Saved entries:
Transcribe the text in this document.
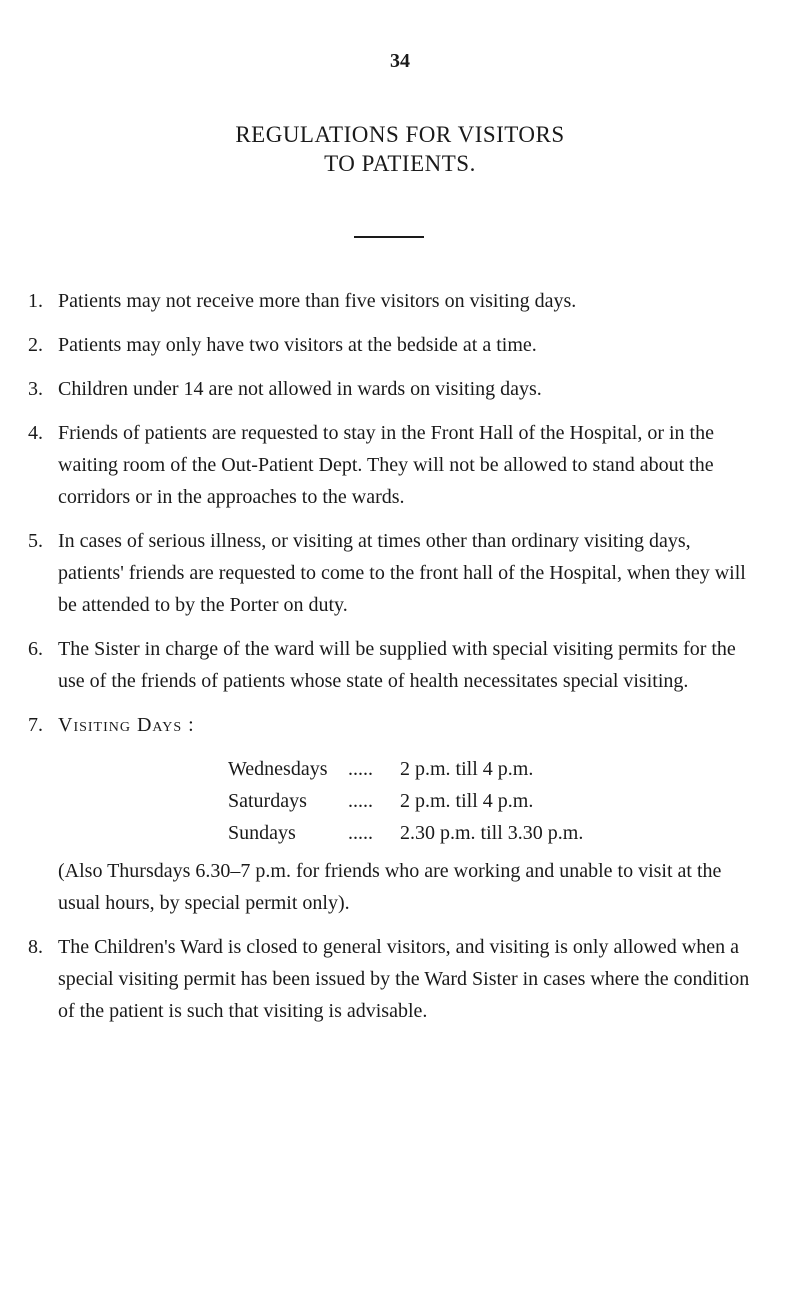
34
REGULATIONS FOR VISITORS
TO PATIENTS.
1. Patients may not receive more than five visitors on visiting days.
2. Patients may only have two visitors at the bedside at a time.
3. Children under 14 are not allowed in wards on visiting days.
4. Friends of patients are requested to stay in the Front Hall of the Hospital, or in the waiting room of the Out-Patient Dept. They will not be allowed to stand about the corridors or in the approaches to the wards.
5. In cases of serious illness, or visiting at times other than ordinary visiting days, patients' friends are requested to come to the front hall of the Hospital, when they will be attended to by the Porter on duty.
6. The Sister in charge of the ward will be supplied with special visiting permits for the use of the friends of patients whose state of health necessitates special visiting.
7. Visiting Days :
Wednesdays	.....	2 p.m. till 4 p.m.
Saturdays	.....	2 p.m. till 4 p.m.
Sundays	.....	2.30 p.m. till 3.30 p.m.
(Also Thursdays 6.30–7 p.m. for friends who are working and unable to visit at the usual hours, by special permit only).
8. The Children's Ward is closed to general visitors, and visiting is only allowed when a special visiting permit has been issued by the Ward Sister in cases where the condition of the patient is such that visiting is advisable.
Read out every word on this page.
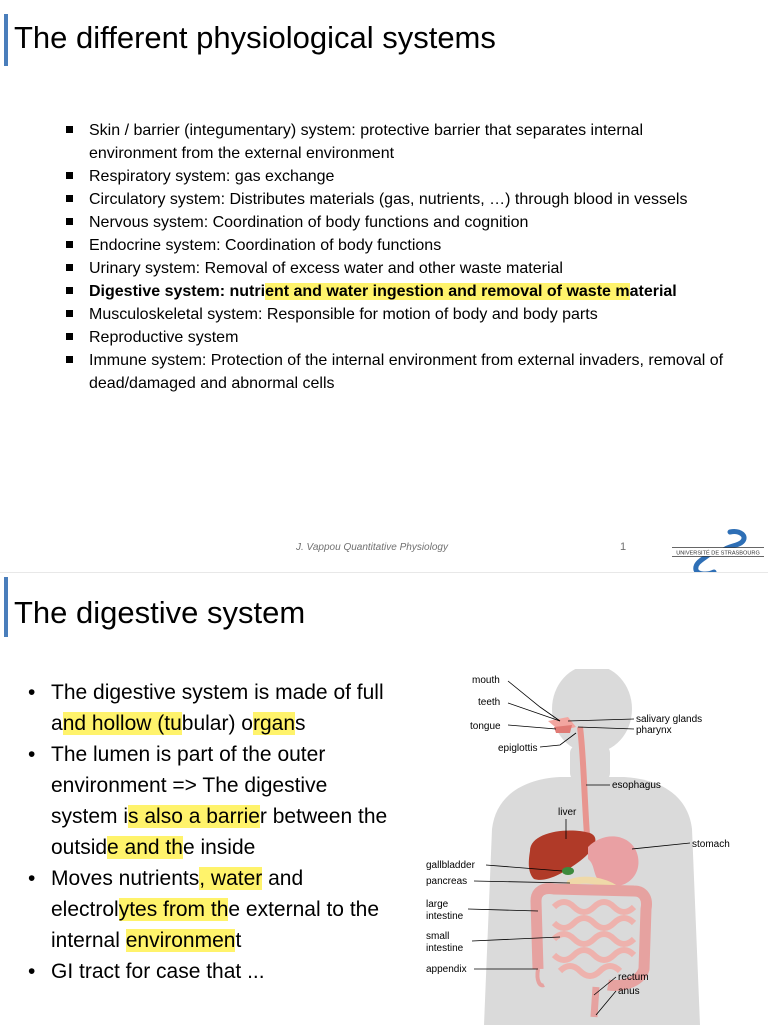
The different physiological systems
Skin / barrier (integumentary) system: protective barrier that separates internal environment from the external environment
Respiratory system: gas exchange
Circulatory system: Distributes materials (gas, nutrients, …) through blood in vessels
Nervous system: Coordination of body functions and cognition
Endocrine system: Coordination of body functions
Urinary system: Removal of excess water and other waste material
Digestive system: nutrient and water ingestion and removal of waste material
Musculoskeletal system: Responsible for motion of body and body parts
Reproductive system
Immune system: Protection of the internal environment from external invaders, removal of dead/damaged and abnormal cells
J. Vappou Quantitative Physiology	1
UNIVERSITÉ DE STRASBOURG
The digestive system
• The digestive system is made of full and hollow (tubular) organs
• The lumen is part of the outer environment => The digestive system is also a barrier between the outside and the inside
• Moves nutrients, water and electrolytes from the external to the internal environment
• GI tract for case that ...
mouth
teeth
tongue
epiglottis
salivary glands
pharynx
esophagus
liver
stomach
gallbladder
pancreas
large
intestine
small
intestine
appendix
rectum
anus
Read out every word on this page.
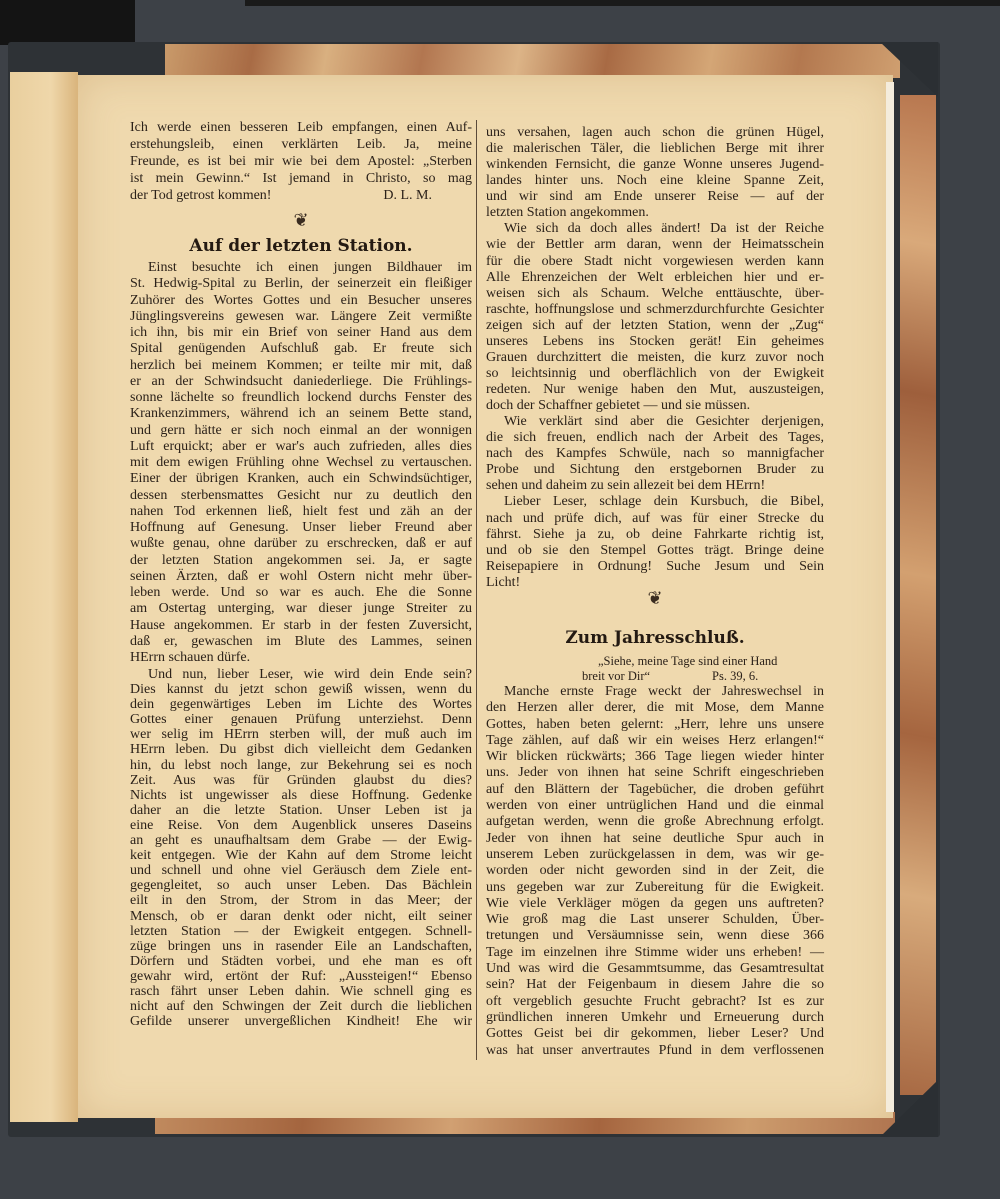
Ich werde einen besseren Leib empfangen, einen Auf-
erstehungsleib, einen verklärten Leib. Ja, meine
Freunde, es ist bei mir wie bei dem Apostel: „Sterben
ist mein Gewinn.“ Ist jemand in Christo, so mag
der Tod getrost kommen!	D. L. M.
❦
Auf der letzten Station.
Einst besuchte ich einen jungen Bildhauer im
St. Hedwig-Spital zu Berlin, der seinerzeit ein fleißiger
Zuhörer des Wortes Gottes und ein Besucher unseres
Jünglingsvereins gewesen war. Längere Zeit vermißte
ich ihn, bis mir ein Brief von seiner Hand aus dem
Spital genügenden Aufschluß gab. Er freute sich
herzlich bei meinem Kommen; er teilte mir mit, daß
er an der Schwindsucht daniederliege. Die Frühlings-
sonne lächelte so freundlich lockend durchs Fenster des
Krankenzimmers, während ich an seinem Bette stand,
und gern hätte er sich noch einmal an der wonnigen
Luft erquickt; aber er war's auch zufrieden, alles dies
mit dem ewigen Frühling ohne Wechsel zu vertauschen.
Einer der übrigen Kranken, auch ein Schwindsüchtiger,
dessen sterbensmattes Gesicht nur zu deutlich den
nahen Tod erkennen ließ, hielt fest und zäh an der
Hoffnung auf Genesung. Unser lieber Freund aber
wußte genau, ohne darüber zu erschrecken, daß er auf
der letzten Station angekommen sei. Ja, er sagte
seinen Ärzten, daß er wohl Ostern nicht mehr über-
leben werde. Und so war es auch. Ehe die Sonne
am Ostertag unterging, war dieser junge Streiter zu
Hause angekommen. Er starb in der festen Zuversicht,
daß er, gewaschen im Blute des Lammes, seinen
HErrn schauen dürfe.
Und nun, lieber Leser, wie wird dein Ende sein?
Dies kannst du jetzt schon gewiß wissen, wenn du
dein gegenwärtiges Leben im Lichte des Wortes
Gottes einer genauen Prüfung unterziehst. Denn
wer selig im HErrn sterben will, der muß auch im
HErrn leben. Du gibst dich vielleicht dem Gedanken
hin, du lebst noch lange, zur Bekehrung sei es noch
Zeit. Aus was für Gründen glaubst du dies?
Nichts ist ungewisser als diese Hoffnung. Gedenke
daher an die letzte Station. Unser Leben ist ja
eine Reise. Von dem Augenblick unseres Daseins
an geht es unaufhaltsam dem Grabe — der Ewig-
keit entgegen. Wie der Kahn auf dem Strome leicht
und schnell und ohne viel Geräusch dem Ziele ent-
gegengleitet, so auch unser Leben. Das Bächlein
eilt in den Strom, der Strom in das Meer; der
Mensch, ob er daran denkt oder nicht, eilt seiner
letzten Station — der Ewigkeit entgegen. Schnell-
züge bringen uns in rasender Eile an Landschaften,
Dörfern und Städten vorbei, und ehe man es oft
gewahr wird, ertönt der Ruf: „Aussteigen!“ Ebenso
rasch fährt unser Leben dahin. Wie schnell ging es
nicht auf den Schwingen der Zeit durch die lieblichen
Gefilde unserer unvergeßlichen Kindheit! Ehe wir
uns versahen, lagen auch schon die grünen Hügel,
die malerischen Täler, die lieblichen Berge mit ihrer
winkenden Fernsicht, die ganze Wonne unseres Jugend-
landes hinter uns. Noch eine kleine Spanne Zeit,
und wir sind am Ende unserer Reise — auf der
letzten Station angekommen.
Wie sich da doch alles ändert! Da ist der Reiche
wie der Bettler arm daran, wenn der Heimatsschein
für die obere Stadt nicht vorgewiesen werden kann
Alle Ehrenzeichen der Welt erbleichen hier und er-
weisen sich als Schaum. Welche enttäuschte, über-
raschte, hoffnungslose und schmerzdurchfurchte Gesichter
zeigen sich auf der letzten Station, wenn der „Zug“
unseres Lebens ins Stocken gerät! Ein geheimes
Grauen durchzittert die meisten, die kurz zuvor noch
so leichtsinnig und oberflächlich von der Ewigkeit
redeten. Nur wenige haben den Mut, auszusteigen,
doch der Schaffner gebietet — und sie müssen.
Wie verklärt sind aber die Gesichter derjenigen,
die sich freuen, endlich nach der Arbeit des Tages,
nach des Kampfes Schwüle, nach so mannigfacher
Probe und Sichtung den erstgebornen Bruder zu
sehen und daheim zu sein allezeit bei dem HErrn!
Lieber Leser, schlage dein Kursbuch, die Bibel,
nach und prüfe dich, auf was für einer Strecke du
fährst. Siehe ja zu, ob deine Fahrkarte richtig ist,
und ob sie den Stempel Gottes trägt. Bringe deine
Reisepapiere in Ordnung! Suche Jesum und Sein
Licht!
❦
Zum Jahresschluß.
„Siehe, meine Tage sind einer Hand
breit vor Dir“	Ps. 39, 6.
Manche ernste Frage weckt der Jahreswechsel in
den Herzen aller derer, die mit Mose, dem Manne
Gottes, haben beten gelernt: „Herr, lehre uns unsere
Tage zählen, auf daß wir ein weises Herz erlangen!“
Wir blicken rückwärts; 366 Tage liegen wieder hinter
uns. Jeder von ihnen hat seine Schrift eingeschrieben
auf den Blättern der Tagebücher, die droben geführt
werden von einer untrüglichen Hand und die einmal
aufgetan werden, wenn die große Abrechnung erfolgt.
Jeder von ihnen hat seine deutliche Spur auch in
unserem Leben zurückgelassen in dem, was wir ge-
worden oder nicht geworden sind in der Zeit, die
uns gegeben war zur Zubereitung für die Ewigkeit.
Wie viele Verkläger mögen da gegen uns auftreten?
Wie groß mag die Last unserer Schulden, Über-
tretungen und Versäumnisse sein, wenn diese 366
Tage im einzelnen ihre Stimme wider uns erheben! —
Und was wird die Gesammtsumme, das Gesamtresultat
sein? Hat der Feigenbaum in diesem Jahre die so
oft vergeblich gesuchte Frucht gebracht? Ist es zur
gründlichen inneren Umkehr und Erneuerung durch
Gottes Geist bei dir gekommen, lieber Leser? Und
was hat unser anvertrautes Pfund in dem verflossenen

_Prompt_: Copy each line of the data that includes the word "Gottes".

_Reply_:
Zuhörer des Wortes Gottes und ein Besucher unseres
Gottes einer genauen Prüfung unterziehst. Denn
und ob sie den Stempel Gottes trägt. Bringe deine
Gottes, haben beten gelernt: „Herr, lehre uns unsere
Gottes Geist bei dir gekommen, lieber Leser? Und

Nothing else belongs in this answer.